§ **Work to complete**
What follows is a listing. Return every line of it exactly.

A block of data:
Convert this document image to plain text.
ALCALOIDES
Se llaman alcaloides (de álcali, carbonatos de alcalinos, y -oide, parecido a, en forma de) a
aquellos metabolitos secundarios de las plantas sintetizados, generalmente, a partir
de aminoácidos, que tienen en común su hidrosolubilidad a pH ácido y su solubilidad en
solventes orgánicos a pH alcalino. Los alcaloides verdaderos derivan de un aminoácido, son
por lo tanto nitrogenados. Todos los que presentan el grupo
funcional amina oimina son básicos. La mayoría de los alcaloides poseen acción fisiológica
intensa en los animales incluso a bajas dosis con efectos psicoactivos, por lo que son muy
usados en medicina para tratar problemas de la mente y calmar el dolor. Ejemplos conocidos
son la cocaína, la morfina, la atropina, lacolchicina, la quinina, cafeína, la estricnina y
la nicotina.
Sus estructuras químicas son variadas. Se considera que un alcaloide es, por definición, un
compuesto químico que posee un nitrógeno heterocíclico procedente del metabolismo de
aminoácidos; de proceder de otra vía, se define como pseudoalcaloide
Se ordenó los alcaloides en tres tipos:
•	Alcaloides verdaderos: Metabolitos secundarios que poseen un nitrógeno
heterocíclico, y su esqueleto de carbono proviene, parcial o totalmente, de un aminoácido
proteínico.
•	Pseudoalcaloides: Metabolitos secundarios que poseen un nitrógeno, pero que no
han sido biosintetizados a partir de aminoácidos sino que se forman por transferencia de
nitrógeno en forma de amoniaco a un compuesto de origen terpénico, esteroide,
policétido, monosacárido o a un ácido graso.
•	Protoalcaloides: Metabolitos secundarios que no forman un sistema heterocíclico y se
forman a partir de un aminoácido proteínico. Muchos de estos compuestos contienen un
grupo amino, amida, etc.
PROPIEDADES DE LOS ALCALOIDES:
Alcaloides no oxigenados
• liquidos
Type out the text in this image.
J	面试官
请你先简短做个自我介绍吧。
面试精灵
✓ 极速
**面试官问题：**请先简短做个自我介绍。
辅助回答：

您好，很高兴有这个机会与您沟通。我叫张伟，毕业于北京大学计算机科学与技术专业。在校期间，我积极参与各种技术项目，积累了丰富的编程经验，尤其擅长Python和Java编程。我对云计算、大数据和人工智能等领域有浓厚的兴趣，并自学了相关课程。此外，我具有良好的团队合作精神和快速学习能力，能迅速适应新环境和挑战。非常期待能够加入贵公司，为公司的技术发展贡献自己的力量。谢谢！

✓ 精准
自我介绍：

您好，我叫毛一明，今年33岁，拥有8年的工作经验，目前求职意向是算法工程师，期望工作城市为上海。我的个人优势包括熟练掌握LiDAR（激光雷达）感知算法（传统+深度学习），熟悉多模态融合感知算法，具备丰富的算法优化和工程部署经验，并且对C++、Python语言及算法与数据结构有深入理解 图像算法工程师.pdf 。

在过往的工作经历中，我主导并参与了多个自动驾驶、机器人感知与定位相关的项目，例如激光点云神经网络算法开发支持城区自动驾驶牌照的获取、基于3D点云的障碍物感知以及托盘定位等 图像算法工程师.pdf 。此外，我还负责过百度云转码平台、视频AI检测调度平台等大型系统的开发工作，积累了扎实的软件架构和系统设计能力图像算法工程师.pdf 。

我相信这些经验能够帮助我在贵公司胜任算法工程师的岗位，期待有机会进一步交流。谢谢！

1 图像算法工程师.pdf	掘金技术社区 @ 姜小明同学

§ **Output for this exercise**
Convert this document image to plain text.
ALCALOIDES
Se llaman alcaloides (de álcali, carbonatos de alcalinos, y -oide, parecido a, en forma de) a
aquellos metabolitos secundarios de las plantas sintetizados, generalmente, a partir
de aminoácidos, que tienen en común su hidrosolubilidad a pH ácido y su solubilidad en
solventes orgánicos a pH alcalino. Los alcaloides verdaderos derivan de un aminoácido, son
por lo tanto nitrogenados. Todos los que presentan el grupo
funcional amina oimina son básicos. La mayoría de los alcaloides poseen acción fisiológica
intensa en los animales incluso a bajas dosis con efectos psicoactivos, por lo que son muy
usados en medicina para tratar problemas de la mente y calmar el dolor. Ejemplos conocidos
son la cocaína, la morfina, la atropina, lacolchicina, la quinina, cafeína, la estricnina y
la nicotina.
Sus estructuras químicas son variadas. Se considera que un alcaloide es, por definición, un
compuesto químico que posee un nitrógeno heterocíclico procedente del metabolismo de
aminoácidos; de proceder de otra vía, se define como pseudoalcaloide
Se ordenó los alcaloides en tres tipos:
•	Alcaloides verdaderos: Metabolitos secundarios que poseen un nitrógeno
heterocíclico, y su esqueleto de carbono proviene, parcial o totalmente, de un aminoácido
proteínico.
•	Pseudoalcaloides: Metabolitos secundarios que poseen un nitrógeno, pero que no
han sido biosintetizados a partir de aminoácidos sino que se forman por transferencia de
nitrógeno en forma de amoniaco a un compuesto de origen terpénico, esteroide,
policétido, monosacárido o a un ácido graso.
•	Protoalcaloides: Metabolitos secundarios que no forman un sistema heterocíclico y se
forman a partir de un aminoácido proteínico. Muchos de estos compuestos contienen un
grupo amino, amida, etc.
PROPIEDADES DE LOS ALCALOIDES:
Alcaloides no oxigenados
• liquidos
Type out the text in this image.
J	面试官
请你先简短做个自我介绍吧。
面试精灵
✓ 极速
**面试官问题：**请先简短做个自我介绍。
辅助回答：

您好，很高兴有这个机会与您沟通。我叫张伟，毕业于北京大学计算机科学与技术专业。在校期间，我积极参与各种技术项目，积累了丰富的编程经验，尤其擅长Python和Java编程。我对云计算、大数据和人工智能等领域有浓厚的兴趣，并自学了相关课程。此外，我具有良好的团队合作精神和快速学习能力，能迅速适应新环境和挑战。非常期待能够加入贵公司，为公司的技术发展贡献自己的力量。谢谢！

✓ 精准
自我介绍：

您好，我叫毛一明，今年33岁，拥有8年的工作经验，目前求职意向是算法工程师，期望工作城市为上海。我的个人优势包括熟练掌握LiDAR（激光雷达）感知算法（传统+深度学习），熟悉多模态融合感知算法，具备丰富的算法优化和工程部署经验，并且对C++、Python语言及算法与数据结构有深入理解 图像算法工程师.pdf 。

在过往的工作经历中，我主导并参与了多个自动驾驶、机器人感知与定位相关的项目，例如激光点云神经网络算法开发支持城区自动驾驶牌照的获取、基于3D点云的障碍物感知以及托盘定位等 图像算法工程师.pdf 。此外，我还负责过百度云转码平台、视频AI检测调度平台等大型系统的开发工作，积累了扎实的软件架构和系统设计能力图像算法工程师.pdf 。

我相信这些经验能够帮助我在贵公司胜任算法工程师的岗位，期待有机会进一步交流。谢谢！

1 图像算法工程师.pdf	掘金技术社区 @ 姜小明同学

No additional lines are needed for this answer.